Without omitting anything, return the records precisely as given.

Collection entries
>> START
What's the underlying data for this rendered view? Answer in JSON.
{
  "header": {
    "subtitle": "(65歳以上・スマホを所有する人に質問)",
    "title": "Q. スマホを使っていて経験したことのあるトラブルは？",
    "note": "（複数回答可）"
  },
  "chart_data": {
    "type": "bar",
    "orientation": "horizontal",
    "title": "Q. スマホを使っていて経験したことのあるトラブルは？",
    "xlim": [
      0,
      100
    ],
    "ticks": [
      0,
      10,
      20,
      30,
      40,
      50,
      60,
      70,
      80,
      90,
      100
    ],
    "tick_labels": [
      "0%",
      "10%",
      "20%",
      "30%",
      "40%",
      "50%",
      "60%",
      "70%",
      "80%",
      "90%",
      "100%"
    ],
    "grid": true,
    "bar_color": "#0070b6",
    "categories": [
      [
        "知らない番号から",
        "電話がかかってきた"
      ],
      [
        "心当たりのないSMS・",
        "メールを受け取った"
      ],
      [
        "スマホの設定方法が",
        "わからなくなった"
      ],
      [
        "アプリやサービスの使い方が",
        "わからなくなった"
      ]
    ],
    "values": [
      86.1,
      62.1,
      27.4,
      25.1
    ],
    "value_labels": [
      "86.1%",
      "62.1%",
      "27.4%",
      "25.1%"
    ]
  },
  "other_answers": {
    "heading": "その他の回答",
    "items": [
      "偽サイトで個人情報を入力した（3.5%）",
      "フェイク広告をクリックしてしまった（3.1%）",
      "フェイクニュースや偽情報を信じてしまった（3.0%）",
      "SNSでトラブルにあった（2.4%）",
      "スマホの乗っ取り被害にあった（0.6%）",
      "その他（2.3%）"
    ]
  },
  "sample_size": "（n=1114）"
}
>> END
**Output below**
What's the underlying data for this rendered view? Answer in JSON.
{
  "header": {
    "subtitle": "(65歳以上・スマホを所有する人に質問)",
    "title": "Q. スマホを使っていて経験したことのあるトラブルは？",
    "note": "（複数回答可）"
  },
  "chart_data": {
    "type": "bar",
    "orientation": "horizontal",
    "title": "Q. スマホを使っていて経験したことのあるトラブルは？",
    "xlim": [
      0,
      100
    ],
    "ticks": [
      0,
      10,
      20,
      30,
      40,
      50,
      60,
      70,
      80,
      90,
      100
    ],
    "tick_labels": [
      "0%",
      "10%",
      "20%",
      "30%",
      "40%",
      "50%",
      "60%",
      "70%",
      "80%",
      "90%",
      "100%"
    ],
    "grid": true,
    "bar_color": "#0070b6",
    "categories": [
      [
        "知らない番号から",
        "電話がかかってきた"
      ],
      [
        "心当たりのないSMS・",
        "メールを受け取った"
      ],
      [
        "スマホの設定方法が",
        "わからなくなった"
      ],
      [
        "アプリやサービスの使い方が",
        "わからなくなった"
      ]
    ],
    "values": [
      86.1,
      62.1,
      27.4,
      25.1
    ],
    "value_labels": [
      "86.1%",
      "62.1%",
      "27.4%",
      "25.1%"
    ]
  },
  "other_answers": {
    "heading": "その他の回答",
    "items": [
      "偽サイトで個人情報を入力した（3.5%）",
      "フェイク広告をクリックしてしまった（3.1%）",
      "フェイクニュースや偽情報を信じてしまった（3.0%）",
      "SNSでトラブルにあった（2.4%）",
      "スマホの乗っ取り被害にあった（0.6%）",
      "その他（2.3%）"
    ]
  },
  "sample_size": "（n=1114）"
}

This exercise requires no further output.